— START OF Raw records —

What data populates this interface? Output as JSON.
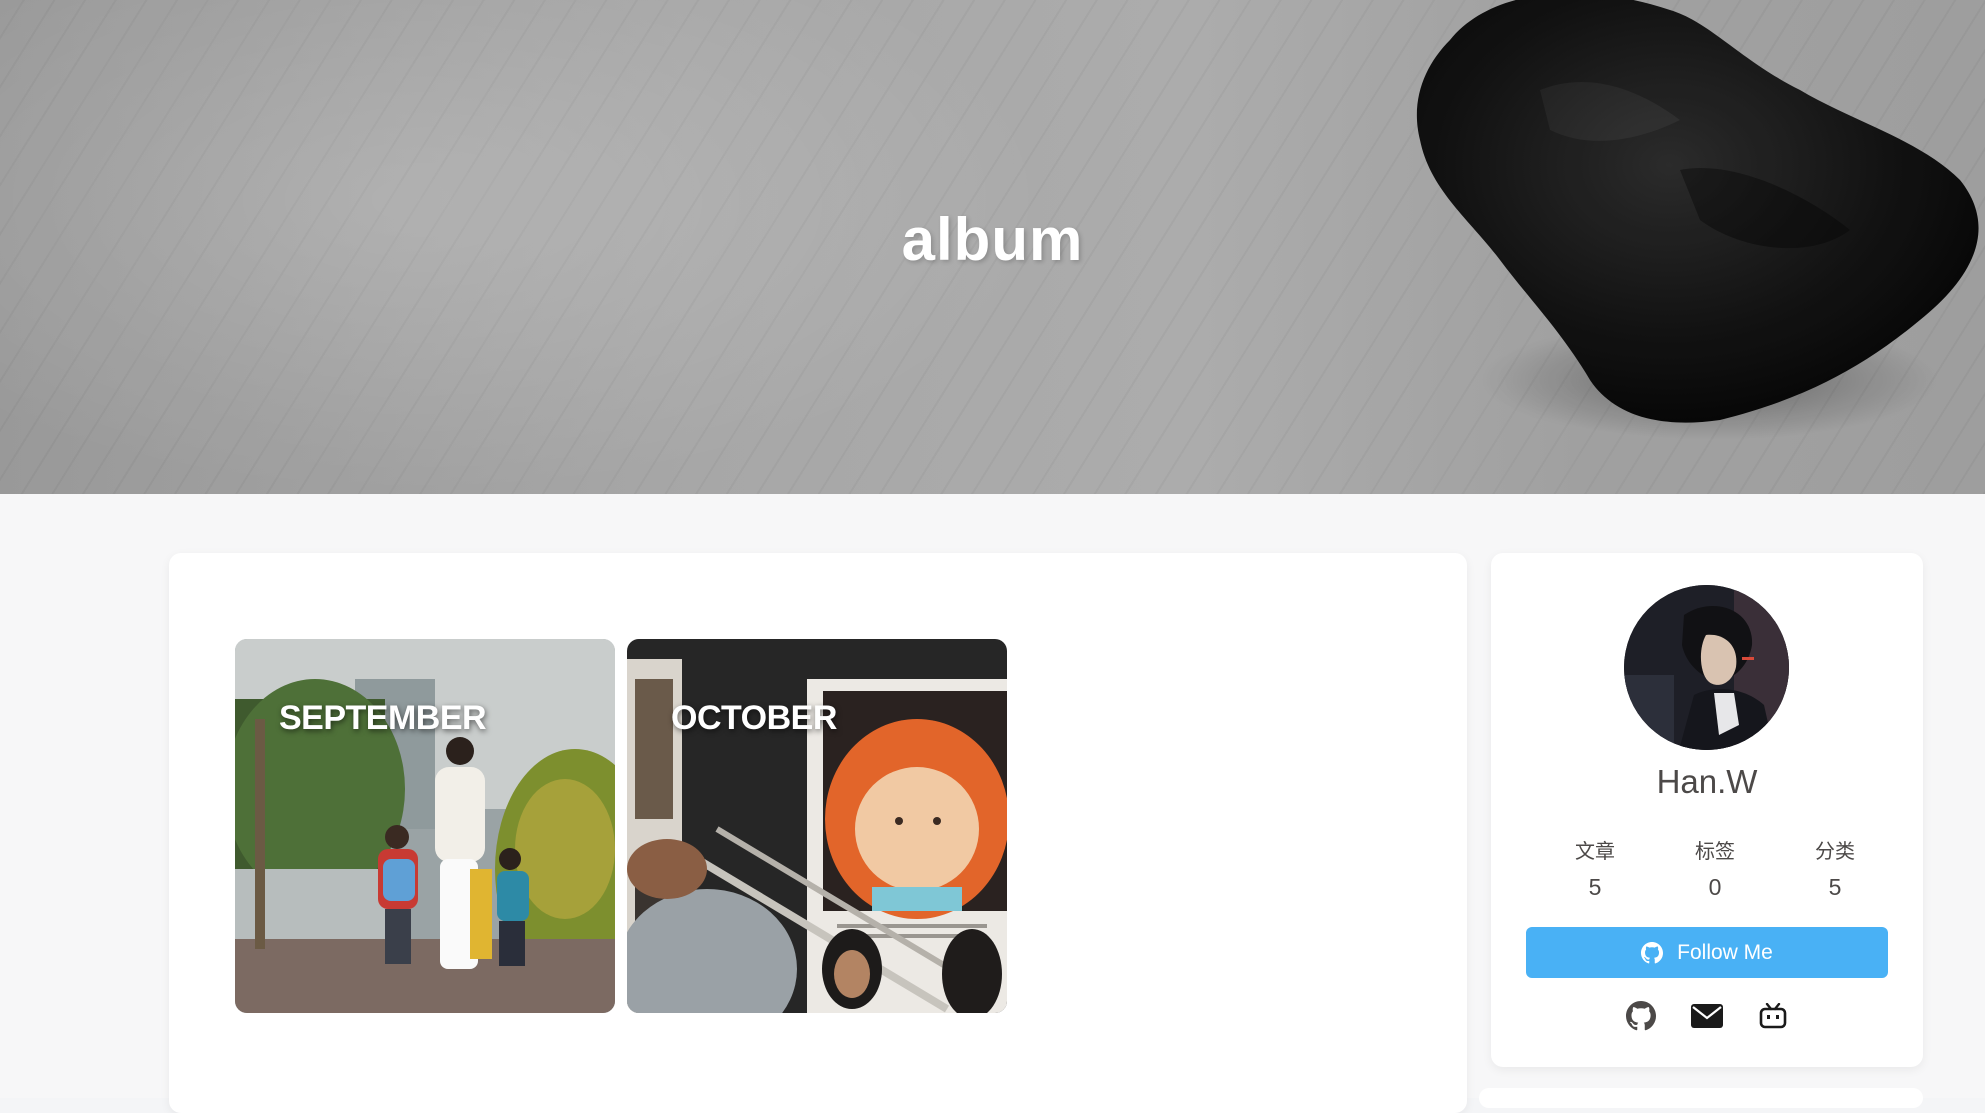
{
  "hero": {
    "title": "album"
  },
  "albums": [
    {
      "label": "SEPTEMBER"
    },
    {
      "label": "OCTOBER"
    }
  ],
  "author": {
    "name": "Han.W",
    "stats": [
      {
        "label": "文章",
        "value": "5"
      },
      {
        "label": "标签",
        "value": "0"
      },
      {
        "label": "分类",
        "value": "5"
      }
    ],
    "follow_label": "Follow Me",
    "follow_icon": "github-icon",
    "social_icons": [
      "github-icon",
      "envelope-icon",
      "bilibili-icon"
    ]
  },
  "colors": {
    "accent": "#49b1f5",
    "text": "#4c4948",
    "card": "#ffffff"
  }
}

— END OF Raw records —

— Do this —
Reproduce each line of the records exactly, and omit every picture.

— Finished task —
What data populates this interface? Output as JSON.
{
  "hero": {
    "title": "album"
  },
  "albums": [
    {
      "label": "SEPTEMBER"
    },
    {
      "label": "OCTOBER"
    }
  ],
  "author": {
    "name": "Han.W",
    "stats": [
      {
        "label": "文章",
        "value": "5"
      },
      {
        "label": "标签",
        "value": "0"
      },
      {
        "label": "分类",
        "value": "5"
      }
    ],
    "follow_label": "Follow Me",
    "follow_icon": "github-icon",
    "social_icons": [
      "github-icon",
      "envelope-icon",
      "bilibili-icon"
    ]
  },
  "colors": {
    "accent": "#49b1f5",
    "text": "#4c4948",
    "card": "#ffffff"
  }
}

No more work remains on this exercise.